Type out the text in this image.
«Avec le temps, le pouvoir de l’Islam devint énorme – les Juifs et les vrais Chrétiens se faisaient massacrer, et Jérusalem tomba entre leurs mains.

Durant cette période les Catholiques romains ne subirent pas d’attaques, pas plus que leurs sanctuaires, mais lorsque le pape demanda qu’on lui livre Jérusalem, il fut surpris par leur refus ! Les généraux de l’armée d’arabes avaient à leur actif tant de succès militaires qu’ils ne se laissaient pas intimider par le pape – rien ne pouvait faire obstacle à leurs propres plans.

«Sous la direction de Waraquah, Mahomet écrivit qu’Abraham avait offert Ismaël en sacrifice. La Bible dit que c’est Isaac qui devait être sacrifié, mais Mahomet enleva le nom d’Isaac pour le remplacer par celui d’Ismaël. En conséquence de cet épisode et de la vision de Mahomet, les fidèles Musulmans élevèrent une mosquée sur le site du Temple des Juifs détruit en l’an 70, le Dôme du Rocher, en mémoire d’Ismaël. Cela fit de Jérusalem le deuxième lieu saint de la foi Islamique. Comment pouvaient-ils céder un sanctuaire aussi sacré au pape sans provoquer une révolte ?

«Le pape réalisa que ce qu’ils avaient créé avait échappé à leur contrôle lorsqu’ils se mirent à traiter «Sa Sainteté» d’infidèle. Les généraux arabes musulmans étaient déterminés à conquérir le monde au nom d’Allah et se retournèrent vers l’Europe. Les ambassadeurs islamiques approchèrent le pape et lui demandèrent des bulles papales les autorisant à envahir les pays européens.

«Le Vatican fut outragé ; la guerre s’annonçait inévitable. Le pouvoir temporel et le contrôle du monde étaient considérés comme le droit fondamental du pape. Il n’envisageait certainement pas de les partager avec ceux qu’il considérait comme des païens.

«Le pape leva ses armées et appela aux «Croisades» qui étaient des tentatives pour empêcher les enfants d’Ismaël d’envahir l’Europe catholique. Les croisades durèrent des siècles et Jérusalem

| Given instruction |
Report only the number of lines in the listing that contain the word "pouvoir".

| The response |
2